→ Task details:
Starting with the line that holds "Convert this screenshot", reproduce each line through the last one of the data, exactly as written. Pictures are not copied.

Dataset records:
— Begin —

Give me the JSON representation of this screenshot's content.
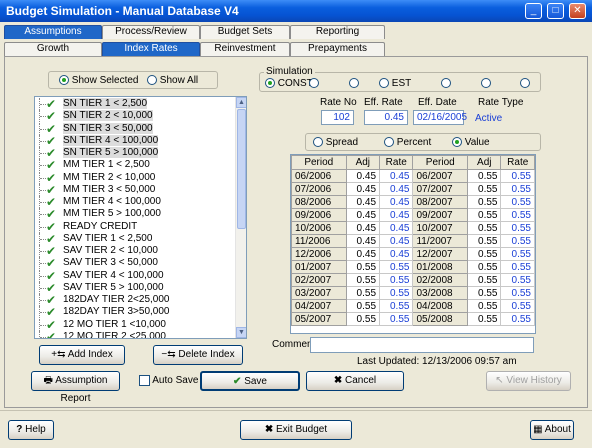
{
  "window": {
    "title": "Budget Simulation - Manual Database V4",
    "min": "_",
    "max": "□",
    "close": "✕"
  },
  "tabs_top": [
    {
      "label": "Assumptions"
    },
    {
      "label": "Process/Review"
    },
    {
      "label": "Budget Sets"
    },
    {
      "label": "Reporting"
    }
  ],
  "tabs_sub": [
    {
      "label": "Growth"
    },
    {
      "label": "Index Rates"
    },
    {
      "label": "Reinvestment Rates"
    },
    {
      "label": "Prepayments"
    }
  ],
  "list_mode": {
    "show_selected": "Show Selected",
    "show_all": "Show All"
  },
  "index_list": [
    "SN TIER 1 < 2,500",
    "SN TIER 2 < 10,000",
    "SN TIER 3 < 50,000",
    "SN TIER 4 < 100,000",
    "SN TIER 5 > 100,000",
    "MM TIER 1 < 2,500",
    "MM TIER 2 < 10,000",
    "MM TIER 3 < 50,000",
    "MM TIER 4 < 100,000",
    "MM TIER 5 > 100,000",
    "READY CREDIT",
    "SAV TIER 1 < 2,500",
    "SAV TIER 2 < 10,000",
    "SAV TIER 3 < 50,000",
    "SAV TIER 4 < 100,000",
    "SAV TIER 5 > 100,000",
    "182DAY TIER 2<25,000",
    "182DAY TIER 3>50,000",
    "12 MO TIER 1 <10,000",
    "12 MO TIER 2 <25,000"
  ],
  "simulation": {
    "label": "Simulation",
    "options": [
      "CONST",
      "",
      "",
      "EST",
      "",
      ""
    ]
  },
  "rate": {
    "rate_no_label": "Rate No",
    "rate_no": "102",
    "eff_rate_label": "Eff. Rate",
    "eff_rate": "0.45",
    "eff_date_label": "Eff. Date",
    "eff_date": "02/16/2005",
    "rate_type_label": "Rate Type",
    "rate_type": "Active"
  },
  "mode": {
    "spread": "Spread",
    "percent": "Percent",
    "value": "Value"
  },
  "grid": {
    "headers": [
      "Period",
      "Adj",
      "Rate",
      "Period",
      "Adj",
      "Rate"
    ],
    "rows": [
      [
        "06/2006",
        "0.45",
        "0.45",
        "06/2007",
        "0.55",
        "0.55"
      ],
      [
        "07/2006",
        "0.45",
        "0.45",
        "07/2007",
        "0.55",
        "0.55"
      ],
      [
        "08/2006",
        "0.45",
        "0.45",
        "08/2007",
        "0.55",
        "0.55"
      ],
      [
        "09/2006",
        "0.45",
        "0.45",
        "09/2007",
        "0.55",
        "0.55"
      ],
      [
        "10/2006",
        "0.45",
        "0.45",
        "10/2007",
        "0.55",
        "0.55"
      ],
      [
        "11/2006",
        "0.45",
        "0.45",
        "11/2007",
        "0.55",
        "0.55"
      ],
      [
        "12/2006",
        "0.45",
        "0.45",
        "12/2007",
        "0.55",
        "0.55"
      ],
      [
        "01/2007",
        "0.55",
        "0.55",
        "01/2008",
        "0.55",
        "0.55"
      ],
      [
        "02/2007",
        "0.55",
        "0.55",
        "02/2008",
        "0.55",
        "0.55"
      ],
      [
        "03/2007",
        "0.55",
        "0.55",
        "03/2008",
        "0.55",
        "0.55"
      ],
      [
        "04/2007",
        "0.55",
        "0.55",
        "04/2008",
        "0.55",
        "0.55"
      ],
      [
        "05/2007",
        "0.55",
        "0.55",
        "05/2008",
        "0.55",
        "0.55"
      ]
    ]
  },
  "comment": {
    "label": "Comment:",
    "value": ""
  },
  "last_updated": "Last Updated: 12/13/2006 09:57 am",
  "buttons": {
    "add_index": "Add Index",
    "delete_index": "Delete Index",
    "assumption_report": "Assumption Report",
    "auto_save": "Auto Save",
    "save": "Save",
    "cancel": "Cancel",
    "view_history": "View History",
    "help": "Help",
    "exit_budget": "Exit Budget",
    "about": "About"
  }
}
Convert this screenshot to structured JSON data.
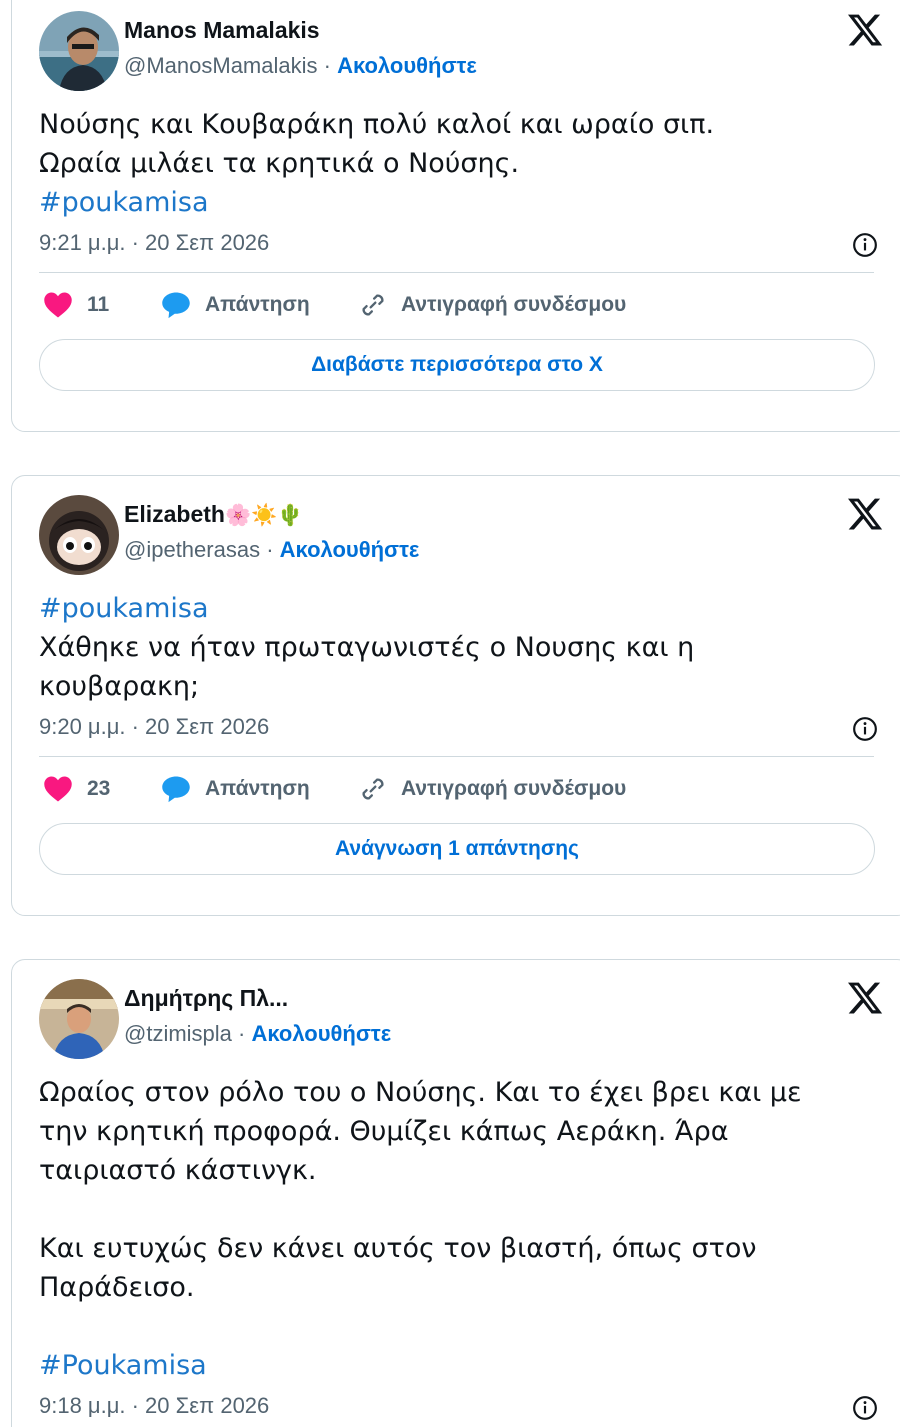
{
  "tweets": [
    {
      "name": "Manos Mamalakis",
      "handle": "@ManosMamalakis",
      "follow_label": "Ακολουθήστε",
      "text": "Νούσης και Κουβαράκη πολύ καλοί και ωραίο σιπ.\nΩραία μιλάει τα κρητικά ο Νούσης.",
      "hashtag": "#poukamisa",
      "time": "9:21 μ.μ. · 20 Σεπ 2026",
      "likes": "11",
      "reply_label": "Απάντηση",
      "copy_label": "Αντιγραφή συνδέσμου",
      "cta_label": "Διαβάστε περισσότερα στο X"
    },
    {
      "name": "Elizabeth",
      "name_emoji": "🌸☀️🌵",
      "handle": "@ipetherasas",
      "follow_label": "Ακολουθήστε",
      "hashtag": "#poukamisa",
      "text": "Χάθηκε να ήταν πρωταγωνιστές ο Νουσης και η\nκουβαρακη;",
      "time": "9:20 μ.μ. · 20 Σεπ 2026",
      "likes": "23",
      "reply_label": "Απάντηση",
      "copy_label": "Αντιγραφή συνδέσμου",
      "cta_label": "Ανάγνωση 1 απάντησης"
    },
    {
      "name": "Δημήτρης Πλ...",
      "handle": "@tzimispla",
      "follow_label": "Ακολουθήστε",
      "text": "Ωραίος στον ρόλο του ο Νούσης. Και το έχει βρει και με\nτην κρητική προφορά. Θυμίζει κάπως Αεράκη. Άρα\nταιριαστό κάστινγκ.\n\nΚαι ευτυχώς δεν κάνει αυτός τον βιαστή, όπως στον\nΠαράδεισο.\n",
      "hashtag": "#Poukamisa",
      "time": "9:18 μ.μ. · 20 Σεπ 2026"
    }
  ],
  "colors": {
    "accent": "#006fd6",
    "hashtag": "#1d77c9",
    "like": "#f91880",
    "reply": "#1d9bf0",
    "border": "#cfd9de",
    "muted": "#536471"
  }
}
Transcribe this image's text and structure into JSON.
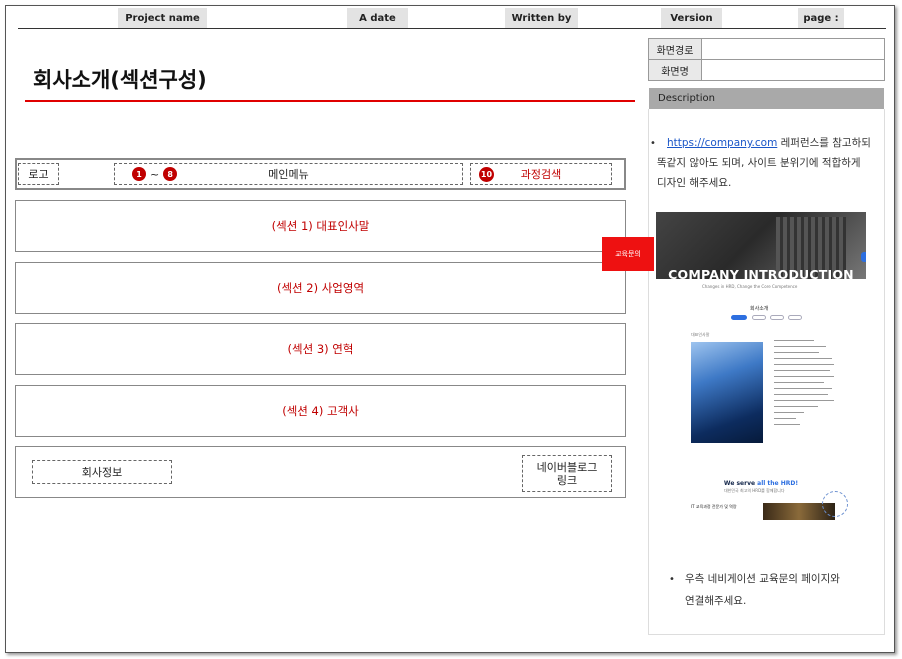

— End —

→ Solution:
Convert this screenshot to structured JSON data.
{
  "tweets": [
    {
      "name": "Manos Mamalakis",
      "handle": "@ManosMamalakis",
      "follow_label": "Ακολουθήστε",
      "text": "Νούσης και Κουβαράκη πολύ καλοί και ωραίο σιπ.\nΩραία μιλάει τα κρητικά ο Νούσης.",
      "hashtag": "#poukamisa",
      "time": "9:21 μ.μ. · 20 Σεπ 2026",
      "likes": "11",
      "reply_label": "Απάντηση",
      "copy_label": "Αντιγραφή συνδέσμου",
      "cta_label": "Διαβάστε περισσότερα στο X"
    },
    {
      "name": "Elizabeth",
      "name_emoji": "🌸☀️🌵",
      "handle": "@ipetherasas",
      "follow_label": "Ακολουθήστε",
      "hashtag": "#poukamisa",
      "text": "Χάθηκε να ήταν πρωταγωνιστές ο Νουσης και η\nκουβαρακη;",
      "time": "9:20 μ.μ. · 20 Σεπ 2026",
      "likes": "23",
      "reply_label": "Απάντηση",
      "copy_label": "Αντιγραφή συνδέσμου",
      "cta_label": "Ανάγνωση 1 απάντησης"
    },
    {
      "name": "Δημήτρης Πλ...",
      "handle": "@tzimispla",
      "follow_label": "Ακολουθήστε",
      "text": "Ωραίος στον ρόλο του ο Νούσης. Και το έχει βρει και με\nτην κρητική προφορά. Θυμίζει κάπως Αεράκη. Άρα\nταιριαστό κάστινγκ.\n\nΚαι ευτυχώς δεν κάνει αυτός τον βιαστή, όπως στον\nΠαράδεισο.\n",
      "hashtag": "#Poukamisa",
      "time": "9:18 μ.μ. · 20 Σεπ 2026"
    }
  ],
  "colors": {
    "accent": "#006fd6",
    "hashtag": "#1d77c9",
    "like": "#f91880",
    "reply": "#1d9bf0",
    "border": "#cfd9de",
    "muted": "#536471"
  }
}
Transcribe this image's text and structure into JSON.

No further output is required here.